* [THE PROBLEM]
Images are not part of the copy; write out the rest of the data exactly as given.

* [DATA EXTRACT]
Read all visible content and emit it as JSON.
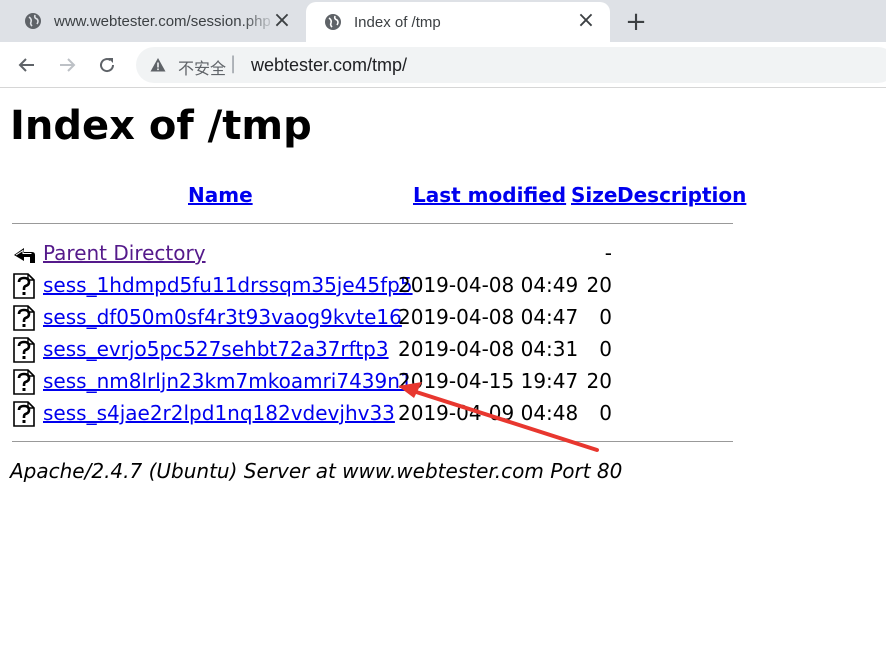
{
  "browser": {
    "tabs": [
      {
        "title": "www.webtester.com/session.php",
        "close": "×"
      },
      {
        "title": "Index of /tmp",
        "close": "×"
      }
    ],
    "new_tab": "+",
    "security_label": "不安全",
    "separator": "|",
    "url": "webtester.com/tmp/"
  },
  "page": {
    "title": "Index of /tmp",
    "columns": {
      "name": "Name",
      "last_modified": "Last modified",
      "size": "Size",
      "description": "Description"
    },
    "parent": {
      "name": "Parent Directory",
      "size": "-"
    },
    "files": [
      {
        "name": "sess_1hdmpd5fu11drssqm35je45fp5",
        "modified": "2019-04-08 04:49",
        "size": "20"
      },
      {
        "name": "sess_df050m0sf4r3t93vaog9kvte16",
        "modified": "2019-04-08 04:47",
        "size": "0"
      },
      {
        "name": "sess_evrjo5pc527sehbt72a37rftp3",
        "modified": "2019-04-08 04:31",
        "size": "0"
      },
      {
        "name": "sess_nm8lrljn23km7mkoamri7439n1",
        "modified": "2019-04-15 19:47",
        "size": "20"
      },
      {
        "name": "sess_s4jae2r2lpd1nq182vdevjhv33",
        "modified": "2019-04-09 04:48",
        "size": "0"
      }
    ],
    "server_signature": "Apache/2.4.7 (Ubuntu) Server at www.webtester.com Port 80"
  },
  "annotation": {
    "color": "#e8372f"
  }
}
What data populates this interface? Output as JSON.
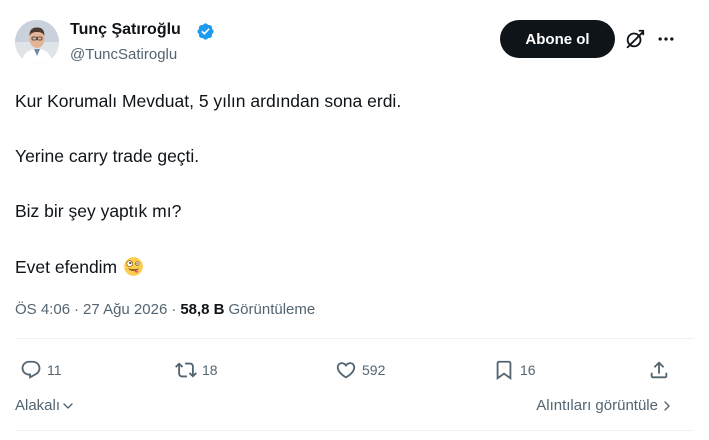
{
  "author": {
    "display_name": "Tunç Şatıroğlu",
    "handle": "@TuncSatiroglu",
    "verified": true,
    "verified_color": "#1d9bf0"
  },
  "header": {
    "subscribe_label": "Abone ol",
    "grok_icon": "grok-icon",
    "more_icon": "more-icon"
  },
  "tweet": {
    "lines": [
      "Kur Korumalı Mevduat, 5 yılın ardından sona erdi.",
      "Yerine carry trade geçti.",
      "Biz bir şey yaptık mı?",
      "Evet efendim"
    ],
    "emoji": "zany-face-emoji"
  },
  "meta": {
    "time": "ÖS 4:06",
    "separator": "·",
    "date": "27 Ağu 2026",
    "views_count": "58,8 B",
    "views_label": "Görüntüleme"
  },
  "actions": {
    "replies": "11",
    "retweets": "18",
    "likes": "592",
    "bookmarks": "16"
  },
  "footer": {
    "sort_label": "Alakalı",
    "quotes_label": "Alıntıları görüntüle"
  },
  "colors": {
    "text": "#0f1419",
    "secondary": "#536471",
    "button_bg": "#0f1419",
    "divider": "#eff3f4"
  }
}
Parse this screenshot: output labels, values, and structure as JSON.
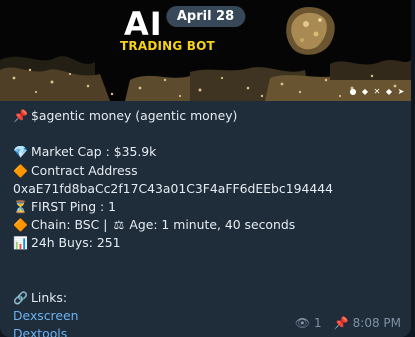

* [SOLVED EXERCISE]
Read all visible content and emit it as JSON.
{
  "browser": {
    "tabs": [
      {
        "title": "www.webtester.com/session.php",
        "close": "×"
      },
      {
        "title": "Index of /tmp",
        "close": "×"
      }
    ],
    "new_tab": "+",
    "security_label": "不安全",
    "separator": "|",
    "url": "webtester.com/tmp/"
  },
  "page": {
    "title": "Index of /tmp",
    "columns": {
      "name": "Name",
      "last_modified": "Last modified",
      "size": "Size",
      "description": "Description"
    },
    "parent": {
      "name": "Parent Directory",
      "size": "-"
    },
    "files": [
      {
        "name": "sess_1hdmpd5fu11drssqm35je45fp5",
        "modified": "2019-04-08 04:49",
        "size": "20"
      },
      {
        "name": "sess_df050m0sf4r3t93vaog9kvte16",
        "modified": "2019-04-08 04:47",
        "size": "0"
      },
      {
        "name": "sess_evrjo5pc527sehbt72a37rftp3",
        "modified": "2019-04-08 04:31",
        "size": "0"
      },
      {
        "name": "sess_nm8lrljn23km7mkoamri7439n1",
        "modified": "2019-04-15 19:47",
        "size": "20"
      },
      {
        "name": "sess_s4jae2r2lpd1nq182vdevjhv33",
        "modified": "2019-04-09 04:48",
        "size": "0"
      }
    ],
    "server_signature": "Apache/2.4.7 (Ubuntu) Server at www.webtester.com Port 80"
  },
  "annotation": {
    "color": "#e8372f"
  }
}
What data populates this interface? Output as JSON.
{
  "author": {
    "display_name": "Tunç Şatıroğlu",
    "handle": "@TuncSatiroglu",
    "verified": true,
    "verified_color": "#1d9bf0"
  },
  "header": {
    "subscribe_label": "Abone ol",
    "grok_icon": "grok-icon",
    "more_icon": "more-icon"
  },
  "tweet": {
    "lines": [
      "Kur Korumalı Mevduat, 5 yılın ardından sona erdi.",
      "Yerine carry trade geçti.",
      "Biz bir şey yaptık mı?",
      "Evet efendim"
    ],
    "emoji": "zany-face-emoji"
  },
  "meta": {
    "time": "ÖS 4:06",
    "separator": "·",
    "date": "27 Ağu 2026",
    "views_count": "58,8 B",
    "views_label": "Görüntüleme"
  },
  "actions": {
    "replies": "11",
    "retweets": "18",
    "likes": "592",
    "bookmarks": "16"
  },
  "footer": {
    "sort_label": "Alakalı",
    "quotes_label": "Alıntıları görüntüle"
  },
  "colors": {
    "text": "#0f1419",
    "secondary": "#536471",
    "button_bg": "#0f1419",
    "divider": "#eff3f4"
  }
}
Parse this screenshot: output labels, values, and structure as JSON.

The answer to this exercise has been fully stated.